**PROBLEM DETAILS**
Locate each row below that contains the word "where" and copy those rows in full. Matching is case-sensitive.

**DATA TO USE**
=-=-=

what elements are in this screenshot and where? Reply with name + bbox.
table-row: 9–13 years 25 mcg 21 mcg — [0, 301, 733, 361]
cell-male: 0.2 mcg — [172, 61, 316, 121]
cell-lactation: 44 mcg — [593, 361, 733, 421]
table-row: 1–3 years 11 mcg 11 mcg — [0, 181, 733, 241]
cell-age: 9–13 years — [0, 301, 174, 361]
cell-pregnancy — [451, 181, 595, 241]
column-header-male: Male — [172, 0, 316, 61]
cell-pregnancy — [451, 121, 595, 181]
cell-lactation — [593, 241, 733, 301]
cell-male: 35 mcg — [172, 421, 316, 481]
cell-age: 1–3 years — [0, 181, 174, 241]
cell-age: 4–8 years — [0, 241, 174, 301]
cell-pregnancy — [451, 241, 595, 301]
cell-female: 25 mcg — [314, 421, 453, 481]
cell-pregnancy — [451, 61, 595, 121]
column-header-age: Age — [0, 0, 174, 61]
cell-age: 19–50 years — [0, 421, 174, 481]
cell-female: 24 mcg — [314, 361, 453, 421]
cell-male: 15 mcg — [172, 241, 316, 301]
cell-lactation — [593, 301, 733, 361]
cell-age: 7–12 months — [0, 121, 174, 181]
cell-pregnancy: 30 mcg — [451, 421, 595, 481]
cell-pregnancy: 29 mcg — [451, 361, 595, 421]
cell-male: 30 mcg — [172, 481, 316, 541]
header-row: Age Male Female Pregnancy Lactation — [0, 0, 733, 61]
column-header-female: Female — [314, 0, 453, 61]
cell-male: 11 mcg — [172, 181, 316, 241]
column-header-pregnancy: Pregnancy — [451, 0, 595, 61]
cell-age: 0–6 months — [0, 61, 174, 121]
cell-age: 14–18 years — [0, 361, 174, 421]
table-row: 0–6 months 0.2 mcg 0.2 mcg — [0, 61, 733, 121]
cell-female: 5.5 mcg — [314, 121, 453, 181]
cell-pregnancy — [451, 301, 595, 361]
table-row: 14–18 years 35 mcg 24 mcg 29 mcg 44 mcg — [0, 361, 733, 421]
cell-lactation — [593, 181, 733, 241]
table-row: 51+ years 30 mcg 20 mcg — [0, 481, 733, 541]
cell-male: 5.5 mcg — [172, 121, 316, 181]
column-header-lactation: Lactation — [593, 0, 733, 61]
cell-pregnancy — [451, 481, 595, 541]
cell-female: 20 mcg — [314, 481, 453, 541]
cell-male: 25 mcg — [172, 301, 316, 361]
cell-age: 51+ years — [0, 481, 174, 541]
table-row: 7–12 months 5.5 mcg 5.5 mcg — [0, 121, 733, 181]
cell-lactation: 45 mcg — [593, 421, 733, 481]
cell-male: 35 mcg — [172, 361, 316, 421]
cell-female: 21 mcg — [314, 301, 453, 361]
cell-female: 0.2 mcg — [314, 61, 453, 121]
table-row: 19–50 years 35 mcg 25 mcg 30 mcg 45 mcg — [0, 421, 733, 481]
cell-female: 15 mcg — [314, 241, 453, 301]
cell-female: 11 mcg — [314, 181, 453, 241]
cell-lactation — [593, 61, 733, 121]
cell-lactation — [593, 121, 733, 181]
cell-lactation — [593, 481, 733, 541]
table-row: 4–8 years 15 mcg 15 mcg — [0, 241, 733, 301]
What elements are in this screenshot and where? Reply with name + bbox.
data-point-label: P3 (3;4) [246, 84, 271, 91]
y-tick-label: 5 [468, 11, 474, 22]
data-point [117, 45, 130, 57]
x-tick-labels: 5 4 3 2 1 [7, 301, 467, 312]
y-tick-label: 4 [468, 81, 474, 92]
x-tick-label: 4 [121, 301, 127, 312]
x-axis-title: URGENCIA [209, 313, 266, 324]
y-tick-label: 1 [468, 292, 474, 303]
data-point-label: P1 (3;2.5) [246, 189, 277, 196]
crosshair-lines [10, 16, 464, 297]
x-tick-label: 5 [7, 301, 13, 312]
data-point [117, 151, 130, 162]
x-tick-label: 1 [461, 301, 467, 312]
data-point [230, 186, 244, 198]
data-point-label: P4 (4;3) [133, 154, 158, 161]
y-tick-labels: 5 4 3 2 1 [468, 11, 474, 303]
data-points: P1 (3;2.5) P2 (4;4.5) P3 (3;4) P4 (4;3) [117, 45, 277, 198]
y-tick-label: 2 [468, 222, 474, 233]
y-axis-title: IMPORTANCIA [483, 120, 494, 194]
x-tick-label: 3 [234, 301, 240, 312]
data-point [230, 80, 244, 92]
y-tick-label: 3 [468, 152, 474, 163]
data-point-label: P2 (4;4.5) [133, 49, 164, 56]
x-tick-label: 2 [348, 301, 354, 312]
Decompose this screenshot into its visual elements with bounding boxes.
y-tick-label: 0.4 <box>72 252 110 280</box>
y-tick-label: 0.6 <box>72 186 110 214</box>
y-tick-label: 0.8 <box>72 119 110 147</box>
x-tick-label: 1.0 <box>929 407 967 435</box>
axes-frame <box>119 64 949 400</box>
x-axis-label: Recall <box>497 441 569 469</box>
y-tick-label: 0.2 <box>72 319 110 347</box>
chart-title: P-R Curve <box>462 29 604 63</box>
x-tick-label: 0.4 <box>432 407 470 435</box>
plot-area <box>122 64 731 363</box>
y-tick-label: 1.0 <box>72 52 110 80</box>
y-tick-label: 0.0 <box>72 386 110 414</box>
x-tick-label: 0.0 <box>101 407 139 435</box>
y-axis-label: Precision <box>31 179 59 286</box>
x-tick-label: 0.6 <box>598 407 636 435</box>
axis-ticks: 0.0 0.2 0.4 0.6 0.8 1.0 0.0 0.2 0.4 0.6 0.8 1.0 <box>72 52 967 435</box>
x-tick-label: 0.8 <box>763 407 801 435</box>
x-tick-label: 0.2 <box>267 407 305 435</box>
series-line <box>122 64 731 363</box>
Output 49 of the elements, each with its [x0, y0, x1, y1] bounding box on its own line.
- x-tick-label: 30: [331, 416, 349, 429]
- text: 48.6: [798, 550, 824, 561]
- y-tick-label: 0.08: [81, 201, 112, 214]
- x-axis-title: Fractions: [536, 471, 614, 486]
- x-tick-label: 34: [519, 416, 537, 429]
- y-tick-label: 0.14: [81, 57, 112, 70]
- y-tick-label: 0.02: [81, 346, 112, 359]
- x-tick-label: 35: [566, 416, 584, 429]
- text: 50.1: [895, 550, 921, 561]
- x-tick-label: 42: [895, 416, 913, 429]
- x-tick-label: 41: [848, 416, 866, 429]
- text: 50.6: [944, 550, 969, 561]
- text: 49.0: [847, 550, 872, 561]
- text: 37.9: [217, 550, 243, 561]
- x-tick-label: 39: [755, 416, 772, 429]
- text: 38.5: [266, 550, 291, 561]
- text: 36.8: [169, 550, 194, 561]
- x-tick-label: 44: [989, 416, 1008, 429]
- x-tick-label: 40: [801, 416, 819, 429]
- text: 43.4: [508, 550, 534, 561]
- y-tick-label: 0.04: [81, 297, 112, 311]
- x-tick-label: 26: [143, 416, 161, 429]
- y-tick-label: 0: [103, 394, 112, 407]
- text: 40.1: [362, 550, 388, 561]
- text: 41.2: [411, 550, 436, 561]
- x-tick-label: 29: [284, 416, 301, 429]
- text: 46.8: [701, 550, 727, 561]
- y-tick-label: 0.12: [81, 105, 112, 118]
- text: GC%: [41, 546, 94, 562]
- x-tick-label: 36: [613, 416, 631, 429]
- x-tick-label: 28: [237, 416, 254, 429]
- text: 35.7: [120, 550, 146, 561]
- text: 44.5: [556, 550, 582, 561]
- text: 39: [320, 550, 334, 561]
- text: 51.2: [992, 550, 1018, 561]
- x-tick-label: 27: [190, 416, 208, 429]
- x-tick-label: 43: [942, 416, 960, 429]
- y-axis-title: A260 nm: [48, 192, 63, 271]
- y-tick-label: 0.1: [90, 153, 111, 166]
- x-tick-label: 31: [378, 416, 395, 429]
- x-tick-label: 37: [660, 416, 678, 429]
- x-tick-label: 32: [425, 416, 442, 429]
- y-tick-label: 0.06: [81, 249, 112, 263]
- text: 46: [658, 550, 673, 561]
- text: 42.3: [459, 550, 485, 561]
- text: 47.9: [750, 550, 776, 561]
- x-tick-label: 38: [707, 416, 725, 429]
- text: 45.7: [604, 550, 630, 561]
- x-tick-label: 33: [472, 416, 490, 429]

=-=-=

**FINAL RESULT**
what elements are in this screenshot and where? Reply with name + bbox.
What elements are in this screenshot and where? Reply with name + bbox.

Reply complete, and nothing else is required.